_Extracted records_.
━━━━━━

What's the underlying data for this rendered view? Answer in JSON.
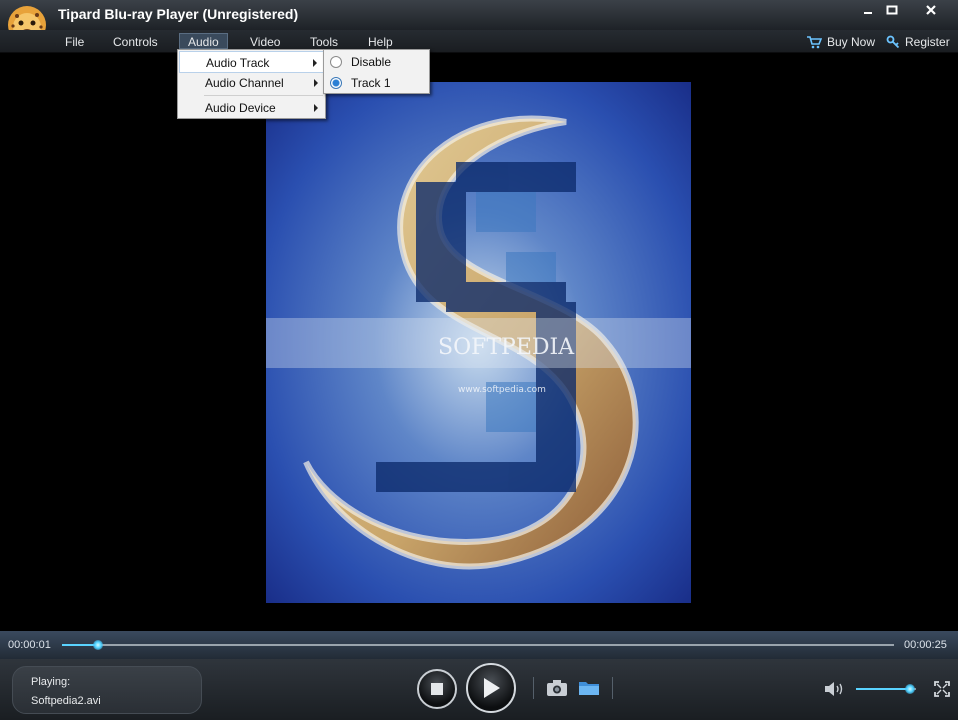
{
  "window": {
    "title": "Tipard Blu-ray Player (Unregistered)"
  },
  "menubar": {
    "items": [
      "File",
      "Controls",
      "Audio",
      "Video",
      "Tools",
      "Help"
    ],
    "active": "Audio",
    "buy_now": "Buy Now",
    "register": "Register"
  },
  "audio_menu": {
    "items": [
      "Audio Track",
      "Audio Channel",
      "Audio Device"
    ]
  },
  "audio_track_submenu": {
    "items": [
      {
        "label": "Disable",
        "selected": false
      },
      {
        "label": "Track 1",
        "selected": true
      }
    ]
  },
  "video": {
    "watermark": "SOFTPEDIA",
    "watermark_url": "www.softpedia.com"
  },
  "progress": {
    "current_time": "00:00:01",
    "total_time": "00:00:25",
    "fraction": 0.043
  },
  "now_playing": {
    "label": "Playing:",
    "file": "Softpedia2.avi"
  },
  "volume": {
    "fraction": 0.9
  },
  "colors": {
    "accent": "#4fd2ff",
    "menu_bg": "#f2f2f2",
    "titlebar": "#2b3036"
  },
  "icons": [
    "app-logo-icon",
    "minimize-icon",
    "maximize-icon",
    "close-icon",
    "cart-icon",
    "key-icon",
    "stop-icon",
    "play-icon",
    "camera-icon",
    "folder-icon",
    "speaker-icon",
    "fullscreen-icon"
  ]
}
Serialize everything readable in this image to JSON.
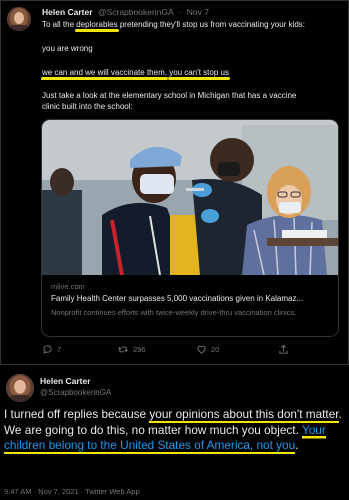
{
  "tweet1": {
    "author_name": "Helen Carter",
    "handle": "@ScrapbookerinGA",
    "date": "Nov 7",
    "text_line1_pre": "To all the ",
    "text_line1_hl": "deplorables",
    "text_line1_post": " pretending they'll stop us from vaccinating your kids:",
    "text_line2": "you are wrong",
    "text_line3_hl1": "we can and we will vaccinate them,",
    "text_line3_hl2": "you can't stop us",
    "text_line4": "Just take a look at the elementary school in Michigan that has a vaccine",
    "text_line5": "clinic built into the school:",
    "card": {
      "domain": "mlive.com",
      "title": "Family Health Center surpasses 5,000 vaccinations given in Kalamaz...",
      "description": "Nonprofit continues efforts with twice-weekly drive-thru vaccination clinics."
    },
    "actions": {
      "replies": "7",
      "retweets": "296",
      "likes": "20"
    }
  },
  "tweet2": {
    "author_name": "Helen Carter",
    "handle": "@ScrapbookerinGA",
    "body_a": "I turned off replies because ",
    "body_hl1": "your opinions about this don't matter",
    "body_b": ". We are going to do this, no matter how much you object. ",
    "body_hl2": "Your children belong to the United States of America, not you",
    "body_c": ".",
    "timestamp": "9:47 AM · Nov 7, 2021 · Twitter Web App"
  },
  "colors": {
    "background": "#000000",
    "text": "#e7e9ea",
    "muted": "#71767b",
    "link": "#1d9bf0",
    "highlight": "#f2e600"
  }
}
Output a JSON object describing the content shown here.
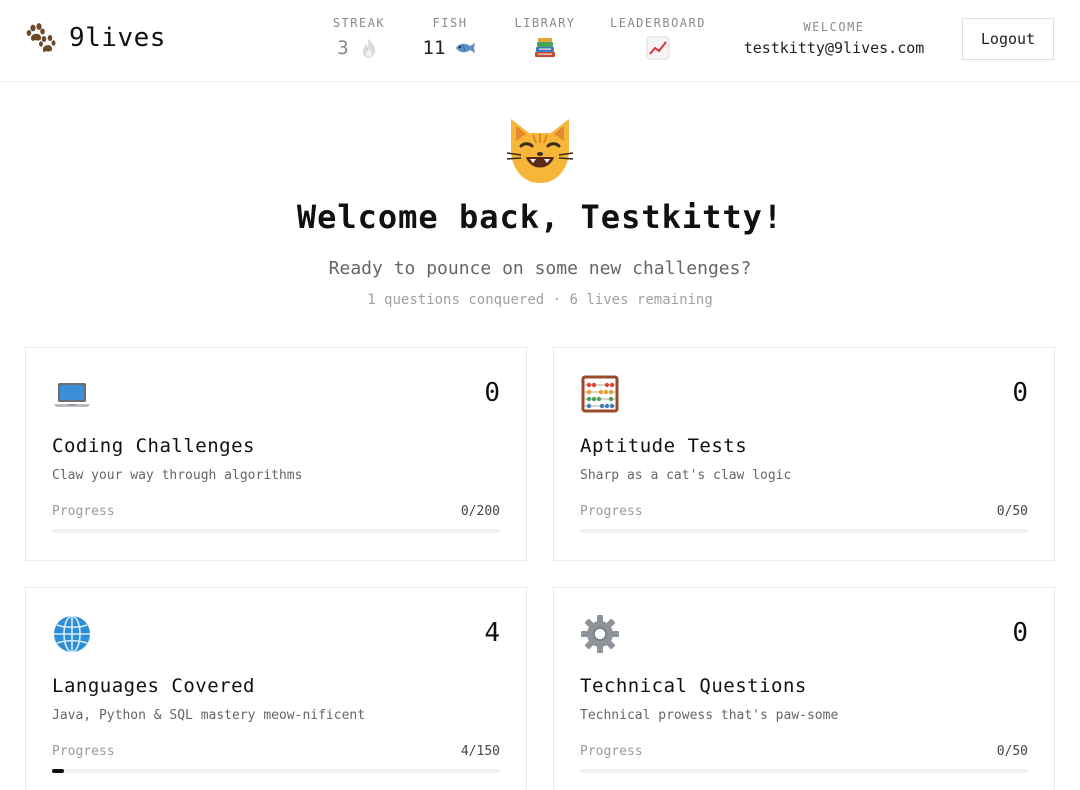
{
  "brand": {
    "name": "9lives",
    "icon": "paw-prints-icon"
  },
  "header": {
    "stats": {
      "streak": {
        "label": "STREAK",
        "value": "3",
        "icon": "fire-icon"
      },
      "fish": {
        "label": "FISH",
        "value": "11",
        "icon": "fish-icon"
      },
      "library": {
        "label": "LIBRARY",
        "icon": "books-icon"
      },
      "leaderboard": {
        "label": "LEADERBOARD",
        "icon": "chart-increasing-icon"
      }
    },
    "welcome": {
      "label": "WELCOME",
      "email": "testkitty@9lives.com"
    },
    "logout_label": "Logout"
  },
  "hero": {
    "icon": "cat-face-icon",
    "title": "Welcome back, Testkitty!",
    "subtitle": "Ready to pounce on some new challenges?",
    "meta": "1 questions conquered · 6 lives remaining"
  },
  "cards": [
    {
      "icon": "laptop-icon",
      "count": "0",
      "title": "Coding Challenges",
      "description": "Claw your way through algorithms",
      "progress_label": "Progress",
      "progress_text": "0/200",
      "progress": 0.0
    },
    {
      "icon": "abacus-icon",
      "count": "0",
      "title": "Aptitude Tests",
      "description": "Sharp as a cat's claw logic",
      "progress_label": "Progress",
      "progress_text": "0/50",
      "progress": 0.0
    },
    {
      "icon": "globe-icon",
      "count": "4",
      "title": "Languages Covered",
      "description": "Java, Python & SQL mastery meow-nificent",
      "progress_label": "Progress",
      "progress_text": "4/150",
      "progress": 0.0267
    },
    {
      "icon": "gear-icon",
      "count": "0",
      "title": "Technical Questions",
      "description": "Technical prowess that's paw-some",
      "progress_label": "Progress",
      "progress_text": "0/50",
      "progress": 0.0
    }
  ],
  "colors": {
    "accent": "#111111",
    "muted": "#8a8a8a",
    "border": "#ececec"
  }
}
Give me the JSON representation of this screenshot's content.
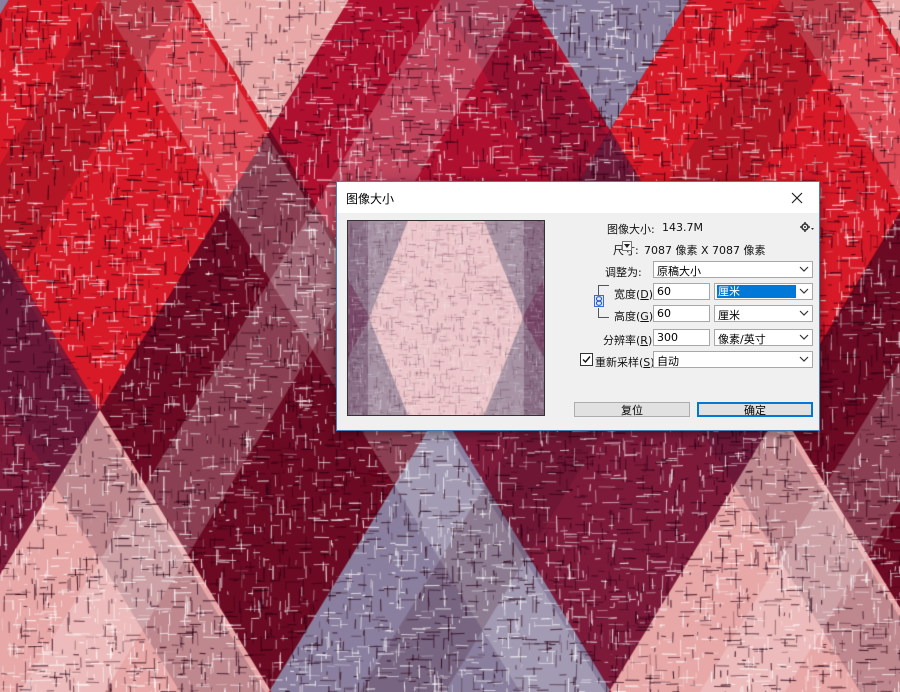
{
  "dialog": {
    "title": "图像大小",
    "image_size_label": "图像大小:",
    "image_size_value": "143.7M",
    "dimensions_label": "尺寸:",
    "dimensions_value": "7087 像素  X  7087 像素",
    "fit_to_label": "调整为:",
    "fit_to_value": "原稿大小",
    "width_label": "宽度(",
    "width_key": "D",
    "width_value": "60",
    "width_unit": "厘米",
    "height_label": "高度(",
    "height_key": "G",
    "height_value": "60",
    "height_unit": "厘米",
    "resolution_label": "分辨率(",
    "resolution_key": "R",
    "resolution_value": "300",
    "resolution_unit": "像素/英寸",
    "resample_label": "重新采样(",
    "resample_key": "S",
    "resample_checked": true,
    "resample_value": "自动",
    "label_close": "):",
    "reset_button": "复位",
    "ok_button": "确定"
  },
  "icons": {
    "close": "close-icon",
    "gear": "gear-icon",
    "link": "link-chain-icon",
    "dropdown": "chevron-down-icon",
    "dimensions_toggle": "triangle-down-icon",
    "checkmark": "checkmark-icon"
  },
  "colors": {
    "accent": "#0078d7",
    "dialog_bg": "#f0f0f0",
    "fabric_dark": "#6b0a22",
    "fabric_red": "#d81a28",
    "fabric_lavender": "#8a7f9e",
    "fabric_pink": "#e8a8a8"
  }
}
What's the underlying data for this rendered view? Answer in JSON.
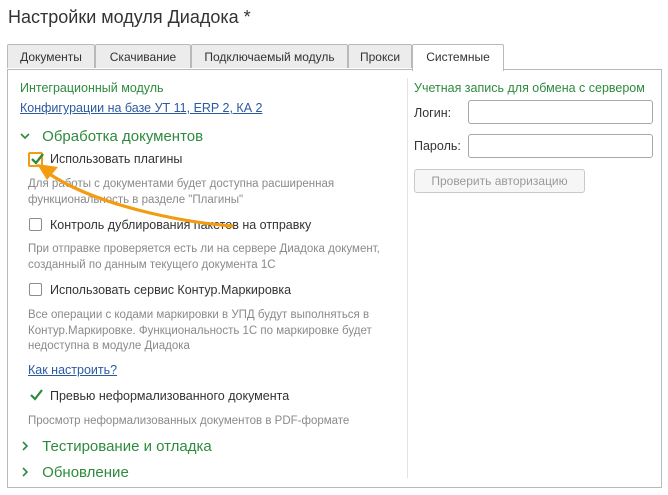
{
  "window": {
    "title": "Настройки модуля Диадока *"
  },
  "tabs": [
    {
      "label": "Документы"
    },
    {
      "label": "Скачивание"
    },
    {
      "label": "Подключаемый модуль"
    },
    {
      "label": "Прокси"
    },
    {
      "label": "Системные",
      "active": true
    }
  ],
  "left": {
    "integration_title": "Интеграционный модуль",
    "integration_link": "Конфигурации на базе УТ 11, ERP 2, КА 2",
    "doc_processing": {
      "title": "Обработка документов",
      "expanded": true,
      "options": [
        {
          "label": "Использовать плагины",
          "checked": true,
          "note_lines": [
            "Для работы с документами будет доступна расширенная",
            "функциональность в разделе \"Плагины\""
          ]
        },
        {
          "label": "Контроль дублирования пакетов на отправку",
          "checked": false,
          "note_lines": [
            "При отправке проверяется есть ли на сервере Диадока документ,",
            "созданный по данным текущего документа 1С"
          ]
        },
        {
          "label": "Использовать сервис Контур.Маркировка",
          "checked": false,
          "note_lines": [
            "Все операции с кодами маркировки в УПД будут выполняться в",
            "Контур.Маркировке. Функциональность 1С по маркировке будет",
            "недоступна в модуле Диадока"
          ]
        }
      ],
      "how_to_link": "Как настроить?",
      "preview": {
        "label": "Превью неформализованного документа",
        "checked": true,
        "note": "Просмотр неформализованных документов в PDF-формате"
      }
    },
    "testing": {
      "title": "Тестирование и отладка",
      "expanded": false
    },
    "update": {
      "title": "Обновление",
      "expanded": false
    }
  },
  "right": {
    "title": "Учетная запись для обмена с сервером",
    "login_label": "Логин:",
    "login_value": "",
    "password_label": "Пароль:",
    "password_value": "",
    "check_button": "Проверить авторизацию"
  },
  "colors": {
    "accent_green": "#2e8b3e",
    "link_blue": "#2c5aa0",
    "highlight_orange": "#f39c12"
  },
  "icons": {
    "expanded": "chevron-down-icon",
    "collapsed": "chevron-right-icon",
    "check": "checkmark-icon",
    "pointer": "arrow-icon"
  }
}
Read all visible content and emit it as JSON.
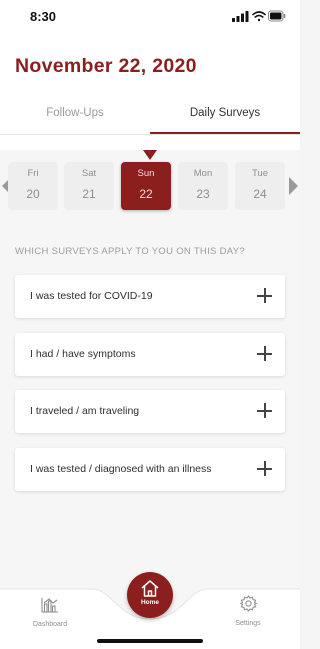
{
  "status_bar": {
    "time": "8:30"
  },
  "header": {
    "date_title": "November 22, 2020"
  },
  "tabs": [
    {
      "label": "Follow-Ups",
      "active": false
    },
    {
      "label": "Daily Surveys",
      "active": true
    }
  ],
  "days": [
    {
      "name": "Fri",
      "num": "20",
      "selected": false
    },
    {
      "name": "Sat",
      "num": "21",
      "selected": false
    },
    {
      "name": "Sun",
      "num": "22",
      "selected": true
    },
    {
      "name": "Mon",
      "num": "23",
      "selected": false
    },
    {
      "name": "Tue",
      "num": "24",
      "selected": false
    }
  ],
  "surveys": {
    "question": "WHICH SURVEYS APPLY TO YOU ON THIS DAY?",
    "items": [
      {
        "label": "I was tested for COVID-19"
      },
      {
        "label": "I had / have symptoms"
      },
      {
        "label": "I traveled / am traveling"
      },
      {
        "label": "I was tested / diagnosed with an illness"
      }
    ]
  },
  "nav": {
    "dashboard": "Dashboard",
    "home": "Home",
    "settings": "Settings"
  },
  "colors": {
    "accent": "#8a1f1d",
    "muted": "#9a9a9a",
    "card": "#ffffff"
  }
}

━━━━━━

_WHAT TO PRODUCE_. Some lines of the data above may hold the word "muted"; report how many do, and nothing else.

_OUTPUT OF THE TASK_. 3